Now, with Obama's cancellation of the Constellation Project, it should come as no surprise that now even space flight itself has been outsourced. That's right, after the February 2010 Space Shuttle mission, no more shuttles will be launched and the entire program has been mothballed. What this means is that if the United States wishes to send an astronaut to the International Space Station to utilize machinery that was funded by the American people, that astronaut will have to ride a Russian space vehicle at the cost of 52 million dollars per trip. At this point, President "Hope and Change" has become President "Change Hope to Despair" as yet another industry has been ripped apart by his Marxist agenda.

Oh sure, there are plenty of other things NASA will be doing while it takes over a decade off from the daily grind of manned space flight; most notably watching little brown and yellow men do a victory dance on the surface of the Moon.

History[edit]

Nasa was created in the late 1950s to counter the Soviet Union's space flight program because it scared the shit out of normal, god-fearing, white-bread Americans. Soon after its creation, NASA was charged with the conquest of the moon, which was finally realized on July 20, 1969, but was actually a hoax that brilliant minds are only now beginning to uncover. During this "space race" many useful technologies were produced, namely pretty much every scrap of technology in your house from your television set to your toothbrush.

NASA: Billions of dollars and decades of work.
Internet:Two dollars and five minutes.

Dataset extract:
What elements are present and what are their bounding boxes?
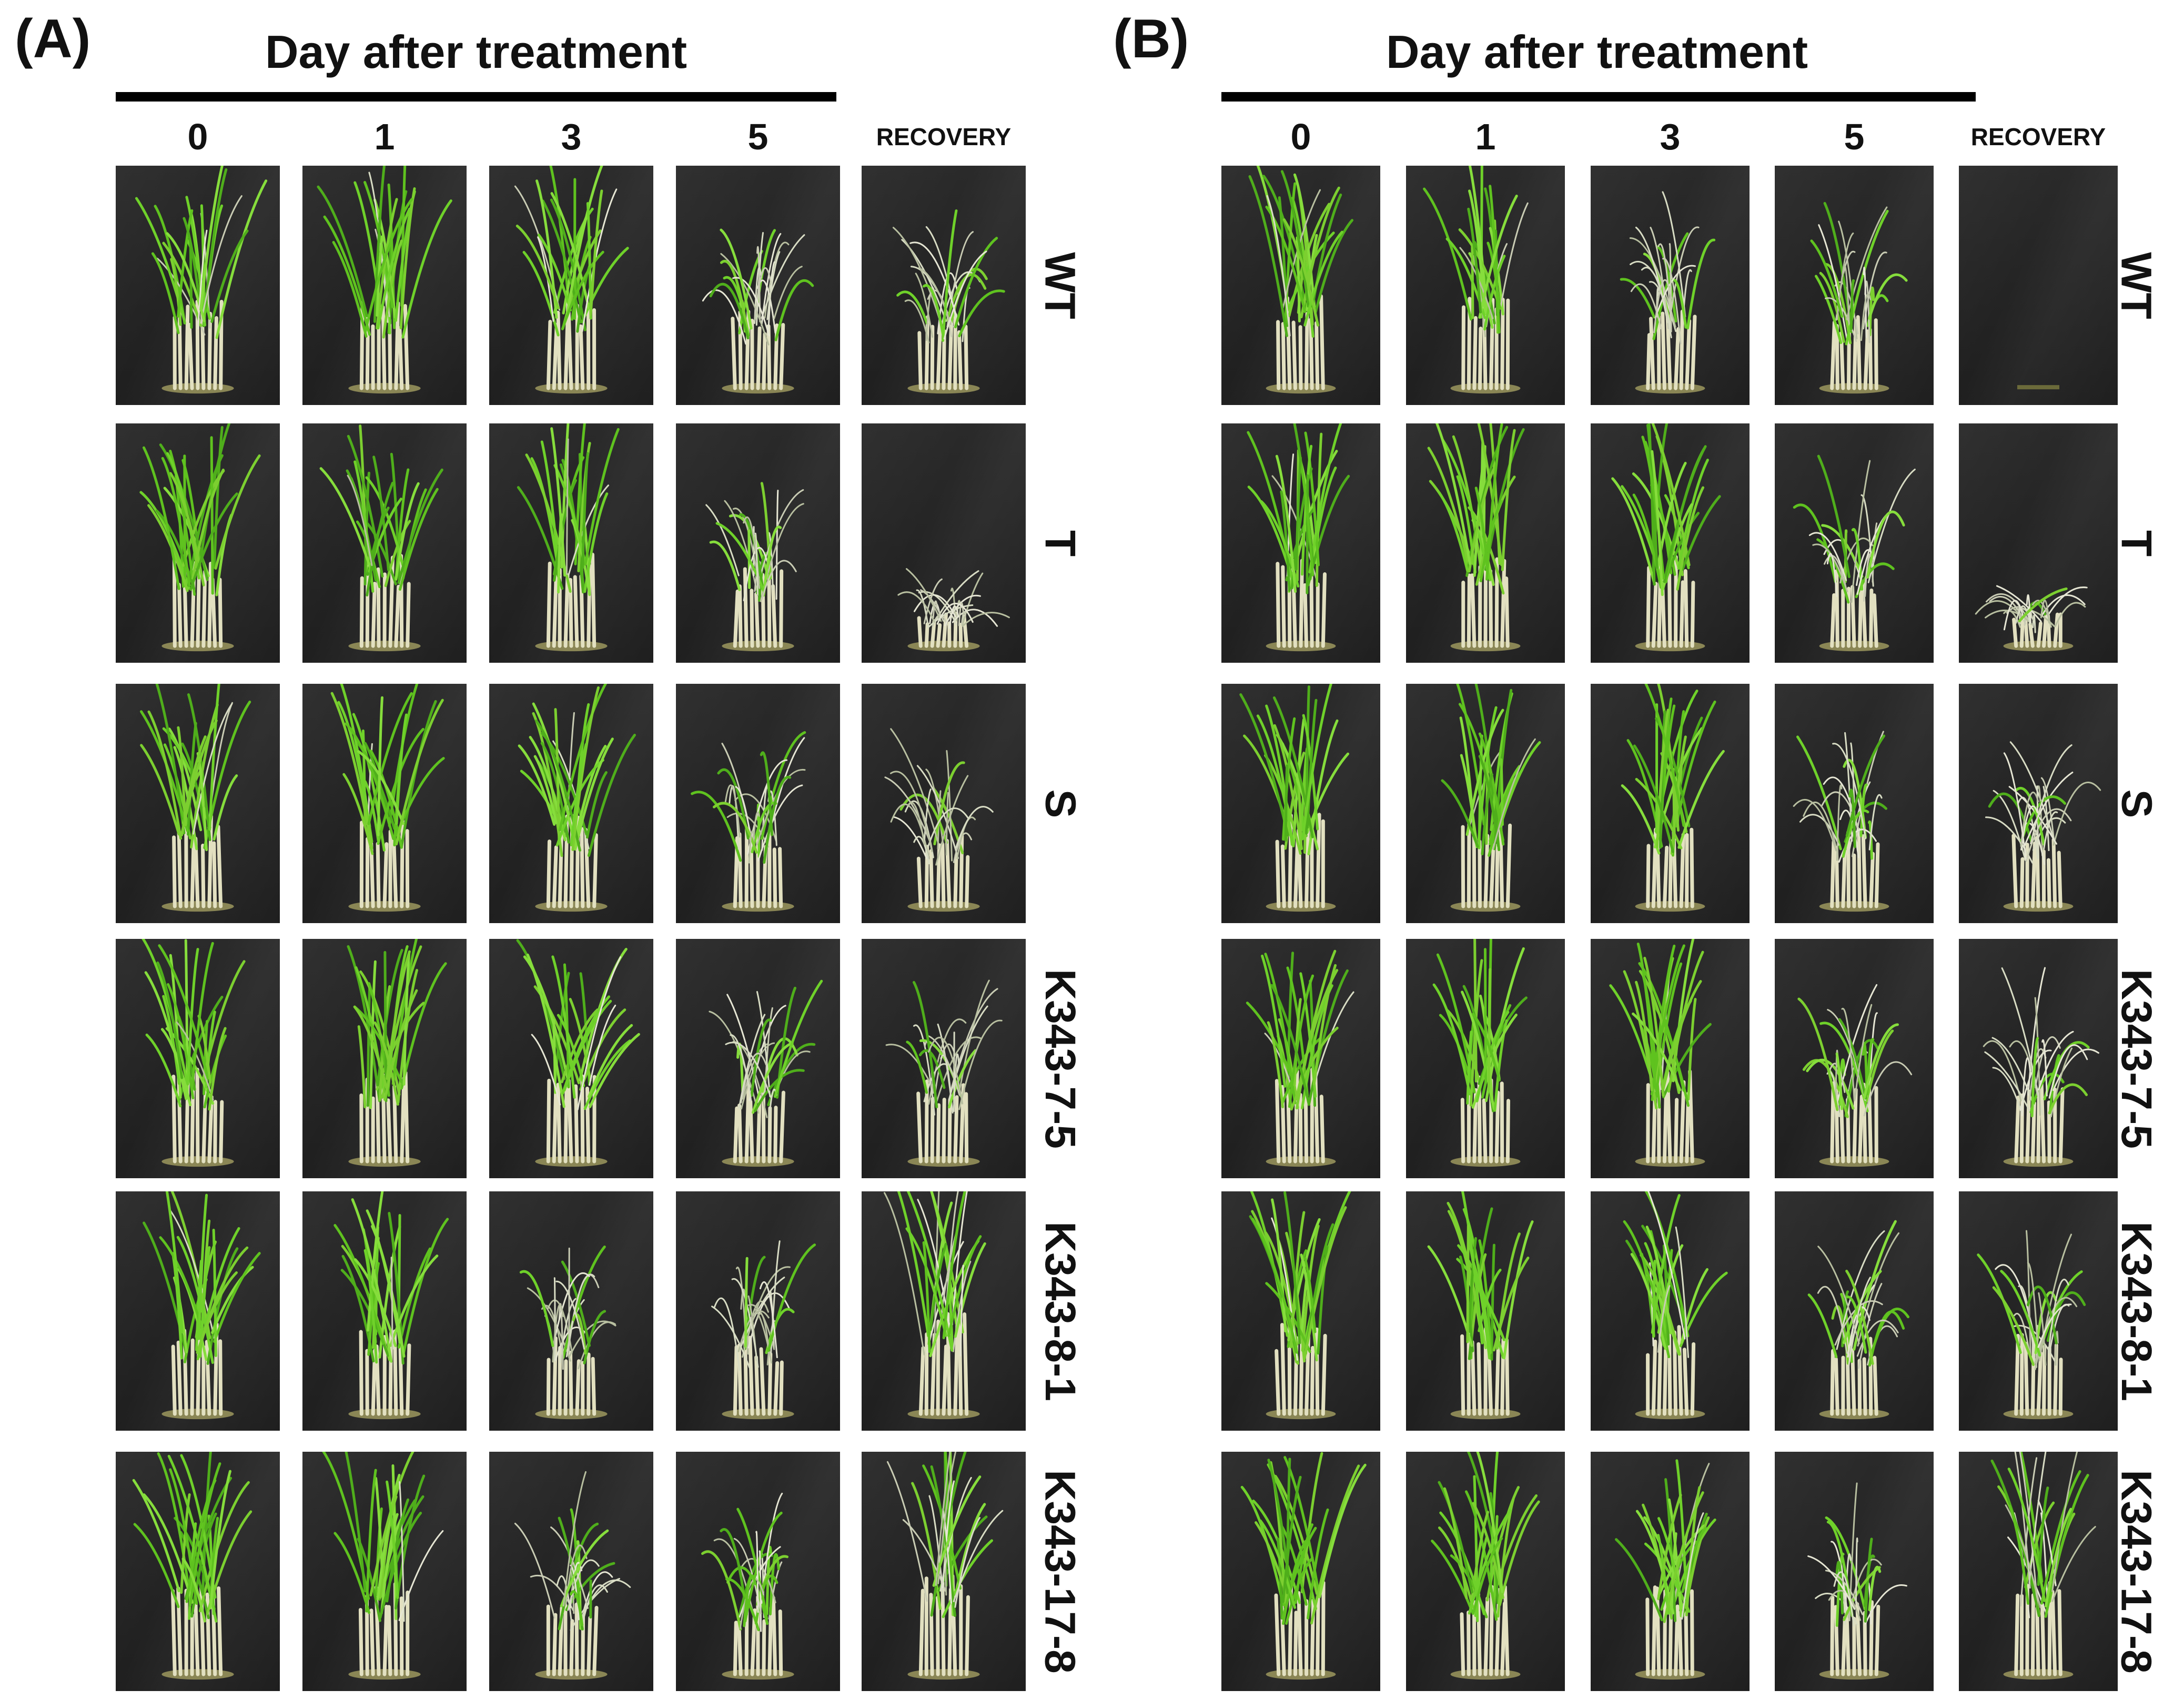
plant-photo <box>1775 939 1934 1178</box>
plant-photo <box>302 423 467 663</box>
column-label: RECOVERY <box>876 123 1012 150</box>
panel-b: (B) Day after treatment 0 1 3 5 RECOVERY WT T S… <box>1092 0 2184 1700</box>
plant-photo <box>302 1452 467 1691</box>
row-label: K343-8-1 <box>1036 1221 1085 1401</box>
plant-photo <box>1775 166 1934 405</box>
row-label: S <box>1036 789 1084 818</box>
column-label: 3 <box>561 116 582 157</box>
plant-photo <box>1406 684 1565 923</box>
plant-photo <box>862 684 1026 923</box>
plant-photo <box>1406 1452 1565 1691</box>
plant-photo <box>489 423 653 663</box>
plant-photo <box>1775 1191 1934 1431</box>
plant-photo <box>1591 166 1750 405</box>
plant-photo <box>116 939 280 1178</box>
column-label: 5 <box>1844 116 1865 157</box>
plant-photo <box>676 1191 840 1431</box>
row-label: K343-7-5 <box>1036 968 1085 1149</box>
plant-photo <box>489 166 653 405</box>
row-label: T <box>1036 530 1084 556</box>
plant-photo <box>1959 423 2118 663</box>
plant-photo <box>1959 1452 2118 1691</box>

Brief:
Answer these from the NASA text:
1. After which Space Shuttle mission will no more shuttles be launched?
2. What is the cost per trip for an astronaut riding a Russian space vehicle?
3. On what date does the text say the conquest of the moon was realized?
The rows have no connection to the NASA text.

In response:
1. The February 2010 mission.
2. 52 million dollars.
3. July 20, 1969.